--- start of Raw data ---

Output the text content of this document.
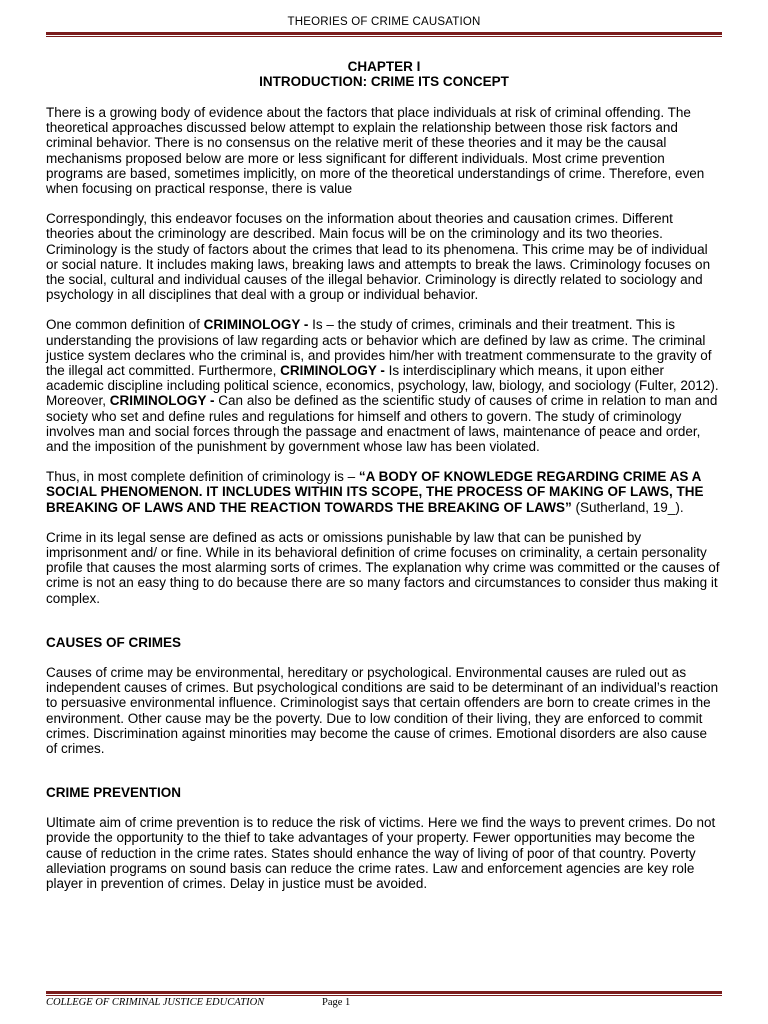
THEORIES OF CRIME CAUSATION
CHAPTER I
INTRODUCTION: CRIME ITS CONCEPT

There is a growing body of evidence about the factors that place individuals at risk of criminal offending. The theoretical approaches discussed below attempt to explain the relationship between those risk factors and criminal behavior. There is no consensus on the relative merit of these theories and it may be the causal mechanisms proposed below are more or less significant for different individuals. Most crime prevention programs are based, sometimes implicitly, on more of the theoretical understandings of crime. Therefore, even when focusing on practical response, there is value

Correspondingly, this endeavor focuses on the information about theories and causation crimes. Different theories about the criminology are described. Main focus will be on the criminology and its two theories. Criminology is the study of factors about the crimes that lead to its phenomena. This crime may be of individual or social nature. It includes making laws, breaking laws and attempts to break the laws. Criminology focuses on the social, cultural and individual causes of the illegal behavior. Criminology is directly related to sociology and psychology in all disciplines that deal with a group or individual behavior.

One common definition of CRIMINOLOGY - Is – the study of crimes, criminals and their treatment. This is understanding the provisions of law regarding acts or behavior which are defined by law as crime. The criminal justice system declares who the criminal is, and provides him/her with treatment commensurate to the gravity of the illegal act committed. Furthermore, CRIMINOLOGY - Is interdisciplinary which means, it upon either academic discipline including political science, economics, psychology, law, biology, and sociology (Fulter, 2012). Moreover, CRIMINOLOGY - Can also be defined as the scientific study of causes of crime in relation to man and society who set and define rules and regulations for himself and others to govern. The study of criminology involves man and social forces through the passage and enactment of laws, maintenance of peace and order, and the imposition of the punishment by government whose law has been violated.

Thus, in most complete definition of criminology is – “A BODY OF KNOWLEDGE REGARDING CRIME AS A SOCIAL PHENOMENON. IT INCLUDES WITHIN ITS SCOPE, THE PROCESS OF MAKING OF LAWS, THE BREAKING OF LAWS AND THE REACTION TOWARDS THE BREAKING OF LAWS” (Sutherland, 19_).

Crime in its legal sense are defined as acts or omissions punishable by law that can be punished by imprisonment and/ or fine. While in its behavioral definition of crime focuses on criminality, a certain personality profile that causes the most alarming sorts of crimes. The explanation why crime was committed or the causes of crime is not an easy thing to do because there are so many factors and circumstances to consider thus making it complex.

CAUSES OF CRIMES

Causes of crime may be environmental, hereditary or psychological. Environmental causes are ruled out as independent causes of crimes. But psychological conditions are said to be determinant of an individual’s reaction to persuasive environmental influence. Criminologist says that certain offenders are born to create crimes in the environment. Other cause may be the poverty. Due to low condition of their living, they are enforced to commit crimes. Discrimination against minorities may become the cause of crimes. Emotional disorders are also cause of crimes.

CRIME PREVENTION

Ultimate aim of crime prevention is to reduce the risk of victims. Here we find the ways to prevent crimes. Do not provide the opportunity to the thief to take advantages of your property. Fewer opportunities may become the cause of reduction in the crime rates. States should enhance the way of living of poor of that country. Poverty alleviation programs on sound basis can reduce the crime rates. Law and enforcement agencies are key role player in prevention of crimes. Delay in justice must be avoided.

COLLEGE OF CRIMINAL JUSTICE EDUCATION	Page 1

--- end of Raw data ---

▶ Exercise brief
Output the data exactly. Pictures don't belong in the result.

▶ The answer
Output the text content of this document.
THEORIES OF CRIME CAUSATION
CHAPTER I
INTRODUCTION: CRIME ITS CONCEPT

There is a growing body of evidence about the factors that place individuals at risk of criminal offending. The theoretical approaches discussed below attempt to explain the relationship between those risk factors and criminal behavior. There is no consensus on the relative merit of these theories and it may be the causal mechanisms proposed below are more or less significant for different individuals. Most crime prevention programs are based, sometimes implicitly, on more of the theoretical understandings of crime. Therefore, even when focusing on practical response, there is value

Correspondingly, this endeavor focuses on the information about theories and causation crimes. Different theories about the criminology are described. Main focus will be on the criminology and its two theories. Criminology is the study of factors about the crimes that lead to its phenomena. This crime may be of individual or social nature. It includes making laws, breaking laws and attempts to break the laws. Criminology focuses on the social, cultural and individual causes of the illegal behavior. Criminology is directly related to sociology and psychology in all disciplines that deal with a group or individual behavior.

One common definition of CRIMINOLOGY - Is – the study of crimes, criminals and their treatment. This is understanding the provisions of law regarding acts or behavior which are defined by law as crime. The criminal justice system declares who the criminal is, and provides him/her with treatment commensurate to the gravity of the illegal act committed. Furthermore, CRIMINOLOGY - Is interdisciplinary which means, it upon either academic discipline including political science, economics, psychology, law, biology, and sociology (Fulter, 2012). Moreover, CRIMINOLOGY - Can also be defined as the scientific study of causes of crime in relation to man and society who set and define rules and regulations for himself and others to govern. The study of criminology involves man and social forces through the passage and enactment of laws, maintenance of peace and order, and the imposition of the punishment by government whose law has been violated.

Thus, in most complete definition of criminology is – “A BODY OF KNOWLEDGE REGARDING CRIME AS A SOCIAL PHENOMENON. IT INCLUDES WITHIN ITS SCOPE, THE PROCESS OF MAKING OF LAWS, THE BREAKING OF LAWS AND THE REACTION TOWARDS THE BREAKING OF LAWS” (Sutherland, 19_).

Crime in its legal sense are defined as acts or omissions punishable by law that can be punished by imprisonment and/ or fine. While in its behavioral definition of crime focuses on criminality, a certain personality profile that causes the most alarming sorts of crimes. The explanation why crime was committed or the causes of crime is not an easy thing to do because there are so many factors and circumstances to consider thus making it complex.

CAUSES OF CRIMES

Causes of crime may be environmental, hereditary or psychological. Environmental causes are ruled out as independent causes of crimes. But psychological conditions are said to be determinant of an individual’s reaction to persuasive environmental influence. Criminologist says that certain offenders are born to create crimes in the environment. Other cause may be the poverty. Due to low condition of their living, they are enforced to commit crimes. Discrimination against minorities may become the cause of crimes. Emotional disorders are also cause of crimes.

CRIME PREVENTION

Ultimate aim of crime prevention is to reduce the risk of victims. Here we find the ways to prevent crimes. Do not provide the opportunity to the thief to take advantages of your property. Fewer opportunities may become the cause of reduction in the crime rates. States should enhance the way of living of poor of that country. Poverty alleviation programs on sound basis can reduce the crime rates. Law and enforcement agencies are key role player in prevention of crimes. Delay in justice must be avoided.

COLLEGE OF CRIMINAL JUSTICE EDUCATION	Page 1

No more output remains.